■ **Exercise data**
◆ ◆ ◆ ◆ ◆

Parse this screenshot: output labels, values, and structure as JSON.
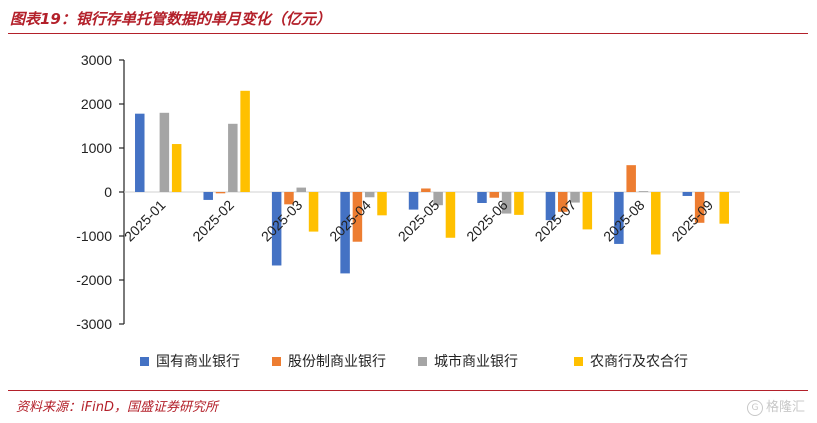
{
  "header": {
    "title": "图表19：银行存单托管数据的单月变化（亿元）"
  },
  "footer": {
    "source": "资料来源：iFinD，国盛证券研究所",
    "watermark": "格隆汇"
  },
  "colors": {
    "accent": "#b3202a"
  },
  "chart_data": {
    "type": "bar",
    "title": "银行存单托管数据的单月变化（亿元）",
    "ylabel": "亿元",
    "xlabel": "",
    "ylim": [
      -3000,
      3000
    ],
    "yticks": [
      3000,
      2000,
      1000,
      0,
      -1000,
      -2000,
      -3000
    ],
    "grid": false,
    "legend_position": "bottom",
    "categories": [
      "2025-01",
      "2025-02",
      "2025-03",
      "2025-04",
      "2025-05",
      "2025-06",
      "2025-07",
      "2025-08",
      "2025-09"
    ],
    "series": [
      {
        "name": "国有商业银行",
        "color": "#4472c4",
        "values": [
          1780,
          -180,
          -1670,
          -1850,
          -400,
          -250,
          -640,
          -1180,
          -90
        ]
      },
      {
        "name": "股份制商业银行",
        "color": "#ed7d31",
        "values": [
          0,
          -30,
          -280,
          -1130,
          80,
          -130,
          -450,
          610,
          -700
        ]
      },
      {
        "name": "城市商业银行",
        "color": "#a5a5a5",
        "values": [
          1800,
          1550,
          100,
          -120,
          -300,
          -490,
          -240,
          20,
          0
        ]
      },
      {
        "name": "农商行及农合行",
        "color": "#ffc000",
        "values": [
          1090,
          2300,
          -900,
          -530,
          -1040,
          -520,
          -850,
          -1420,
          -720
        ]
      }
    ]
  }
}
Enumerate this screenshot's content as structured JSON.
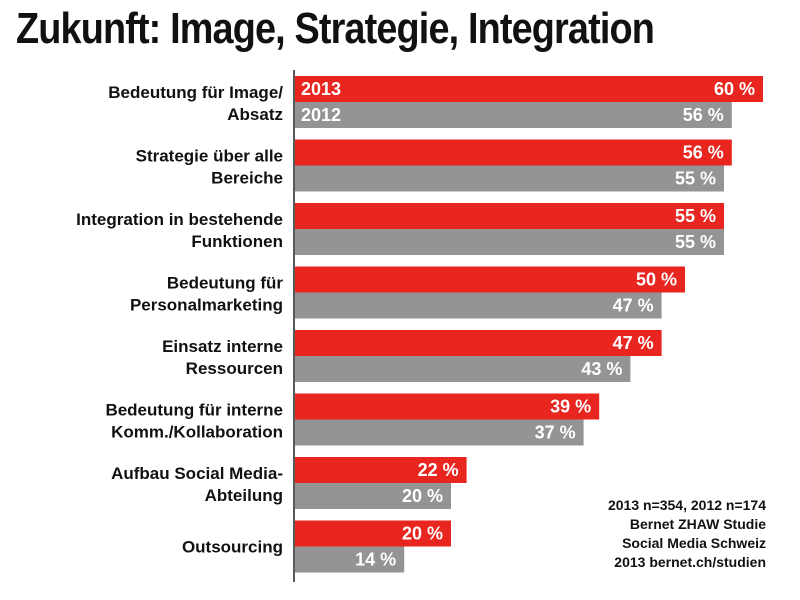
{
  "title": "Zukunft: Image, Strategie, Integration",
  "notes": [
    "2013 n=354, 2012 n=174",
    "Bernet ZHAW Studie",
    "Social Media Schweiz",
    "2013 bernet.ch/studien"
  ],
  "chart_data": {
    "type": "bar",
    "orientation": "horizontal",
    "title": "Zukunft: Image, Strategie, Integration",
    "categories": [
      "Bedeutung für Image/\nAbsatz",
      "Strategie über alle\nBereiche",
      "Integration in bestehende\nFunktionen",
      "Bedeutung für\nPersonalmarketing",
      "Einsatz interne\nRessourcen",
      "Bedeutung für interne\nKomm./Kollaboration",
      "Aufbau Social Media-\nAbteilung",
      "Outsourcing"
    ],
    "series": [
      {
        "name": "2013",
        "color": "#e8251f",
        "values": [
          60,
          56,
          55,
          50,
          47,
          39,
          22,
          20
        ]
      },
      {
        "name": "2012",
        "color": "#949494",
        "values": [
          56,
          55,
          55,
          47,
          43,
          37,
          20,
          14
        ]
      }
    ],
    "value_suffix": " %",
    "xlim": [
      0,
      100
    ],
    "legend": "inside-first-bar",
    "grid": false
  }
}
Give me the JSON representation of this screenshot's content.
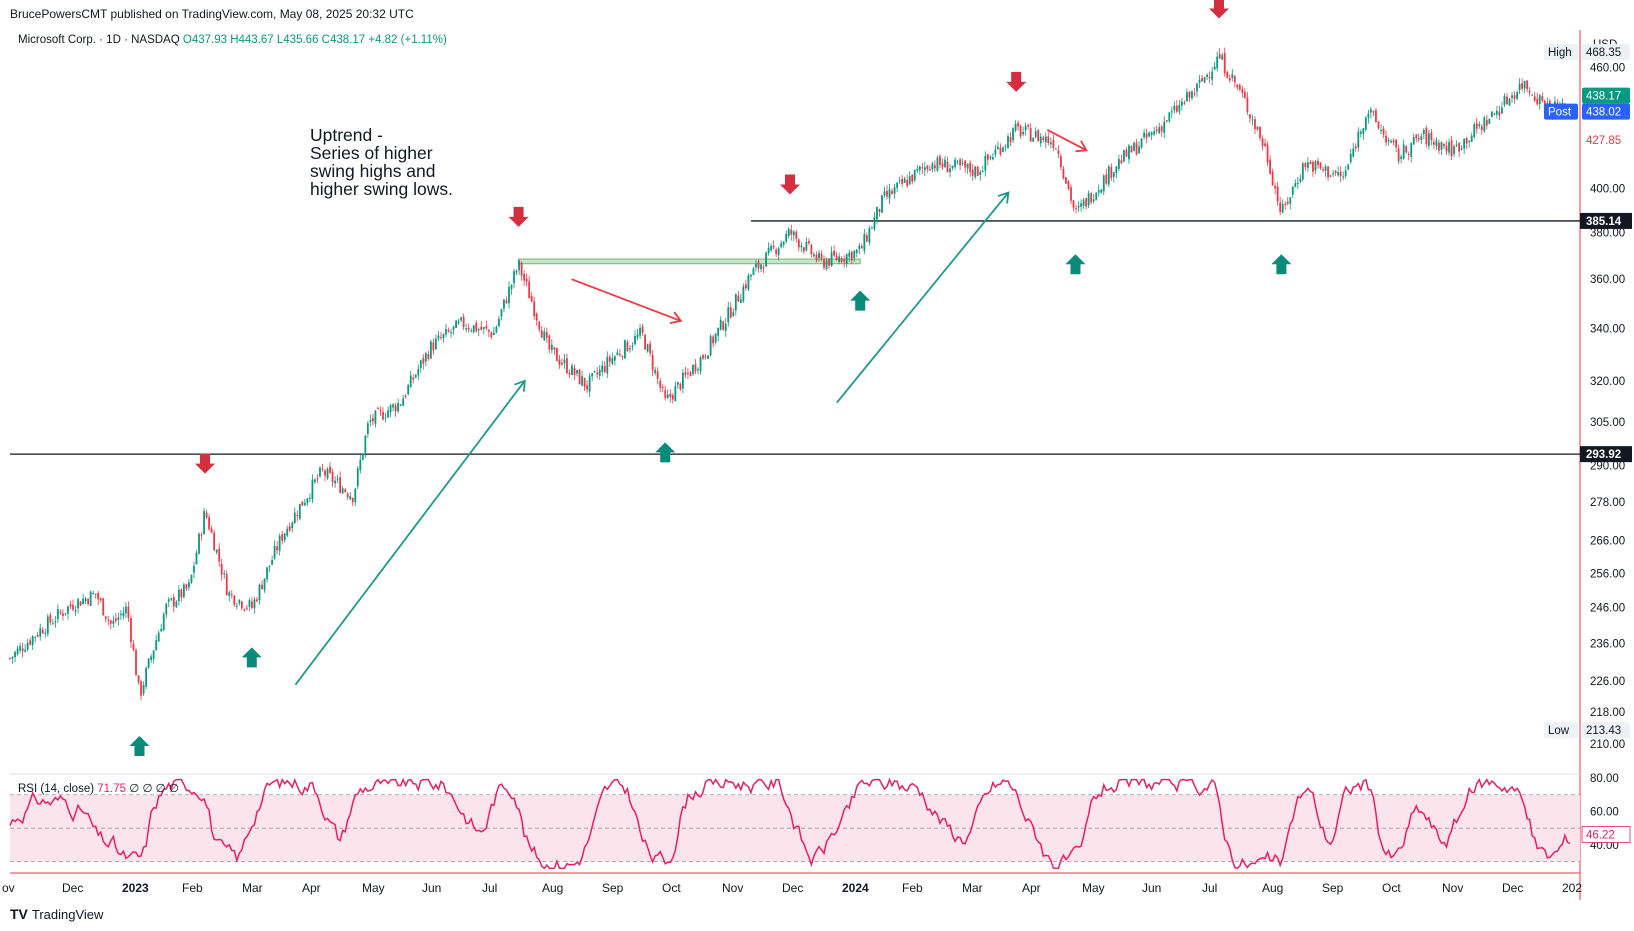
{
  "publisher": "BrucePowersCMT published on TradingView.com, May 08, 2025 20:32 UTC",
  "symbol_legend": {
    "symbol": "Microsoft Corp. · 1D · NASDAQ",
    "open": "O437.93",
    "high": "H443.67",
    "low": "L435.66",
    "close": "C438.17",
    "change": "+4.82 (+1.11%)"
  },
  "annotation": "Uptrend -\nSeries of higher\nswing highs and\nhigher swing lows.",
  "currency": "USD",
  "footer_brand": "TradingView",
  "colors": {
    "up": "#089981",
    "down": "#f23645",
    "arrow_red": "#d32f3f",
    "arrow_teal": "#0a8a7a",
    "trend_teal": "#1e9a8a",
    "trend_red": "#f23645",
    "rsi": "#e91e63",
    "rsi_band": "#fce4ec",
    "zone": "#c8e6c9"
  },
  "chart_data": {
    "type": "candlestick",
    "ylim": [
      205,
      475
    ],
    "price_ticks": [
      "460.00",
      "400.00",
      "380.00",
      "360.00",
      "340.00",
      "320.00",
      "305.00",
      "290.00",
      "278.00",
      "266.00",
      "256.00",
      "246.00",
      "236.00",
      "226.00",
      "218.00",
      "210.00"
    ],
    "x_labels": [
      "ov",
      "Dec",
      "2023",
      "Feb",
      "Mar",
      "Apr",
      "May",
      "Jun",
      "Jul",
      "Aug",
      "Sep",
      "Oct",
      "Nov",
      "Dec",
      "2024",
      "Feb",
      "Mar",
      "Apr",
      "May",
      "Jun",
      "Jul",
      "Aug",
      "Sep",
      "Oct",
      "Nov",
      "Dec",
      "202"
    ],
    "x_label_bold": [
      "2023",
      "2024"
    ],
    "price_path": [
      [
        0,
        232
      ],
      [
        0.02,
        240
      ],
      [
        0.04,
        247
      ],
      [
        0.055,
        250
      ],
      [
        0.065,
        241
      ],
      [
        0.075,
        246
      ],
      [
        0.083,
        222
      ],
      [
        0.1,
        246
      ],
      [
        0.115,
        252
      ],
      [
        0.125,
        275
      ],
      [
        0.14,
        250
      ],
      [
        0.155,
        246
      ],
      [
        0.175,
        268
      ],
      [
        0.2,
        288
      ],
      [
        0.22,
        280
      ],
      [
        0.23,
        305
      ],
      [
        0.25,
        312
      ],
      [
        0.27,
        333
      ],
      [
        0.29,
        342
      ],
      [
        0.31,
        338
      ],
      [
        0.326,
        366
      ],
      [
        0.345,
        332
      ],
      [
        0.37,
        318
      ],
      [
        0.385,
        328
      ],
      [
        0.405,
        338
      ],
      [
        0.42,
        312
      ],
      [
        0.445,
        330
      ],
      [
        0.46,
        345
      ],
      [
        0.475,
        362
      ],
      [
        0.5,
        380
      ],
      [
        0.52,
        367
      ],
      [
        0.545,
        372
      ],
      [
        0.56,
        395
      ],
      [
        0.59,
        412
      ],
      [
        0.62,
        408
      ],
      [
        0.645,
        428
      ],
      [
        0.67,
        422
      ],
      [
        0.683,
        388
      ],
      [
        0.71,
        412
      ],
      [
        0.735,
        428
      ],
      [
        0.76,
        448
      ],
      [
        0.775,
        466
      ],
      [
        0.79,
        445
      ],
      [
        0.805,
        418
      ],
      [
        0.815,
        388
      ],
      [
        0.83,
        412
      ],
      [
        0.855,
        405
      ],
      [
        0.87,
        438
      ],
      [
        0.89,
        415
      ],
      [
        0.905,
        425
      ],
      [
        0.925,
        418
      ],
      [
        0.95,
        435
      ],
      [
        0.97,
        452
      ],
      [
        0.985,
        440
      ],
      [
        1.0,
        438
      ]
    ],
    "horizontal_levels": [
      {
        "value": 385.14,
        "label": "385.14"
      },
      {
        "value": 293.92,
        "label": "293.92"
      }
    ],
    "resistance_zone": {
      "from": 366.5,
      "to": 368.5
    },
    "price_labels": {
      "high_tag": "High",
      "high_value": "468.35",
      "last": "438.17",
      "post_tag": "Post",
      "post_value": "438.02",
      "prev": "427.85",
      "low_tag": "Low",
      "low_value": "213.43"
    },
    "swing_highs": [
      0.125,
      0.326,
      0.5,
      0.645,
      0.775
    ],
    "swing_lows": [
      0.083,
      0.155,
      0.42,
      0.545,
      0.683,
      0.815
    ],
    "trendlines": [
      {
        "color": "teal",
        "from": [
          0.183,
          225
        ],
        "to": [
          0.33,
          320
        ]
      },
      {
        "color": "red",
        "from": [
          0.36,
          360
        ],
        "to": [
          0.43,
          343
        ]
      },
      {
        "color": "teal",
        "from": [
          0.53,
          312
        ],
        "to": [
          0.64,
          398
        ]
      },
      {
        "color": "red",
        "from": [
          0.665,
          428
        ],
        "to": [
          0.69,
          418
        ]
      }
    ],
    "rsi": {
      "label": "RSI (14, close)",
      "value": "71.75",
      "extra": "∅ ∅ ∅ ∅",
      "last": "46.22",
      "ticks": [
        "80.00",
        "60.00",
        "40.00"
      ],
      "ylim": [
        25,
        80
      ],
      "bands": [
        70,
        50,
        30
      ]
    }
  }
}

◆ ◆ ◆ ◆ ◆

■ **Task brief**
The answer is the number of lines in the preceding material that hold "screenshot"; write that number and nothing else.

■ **Final result**
3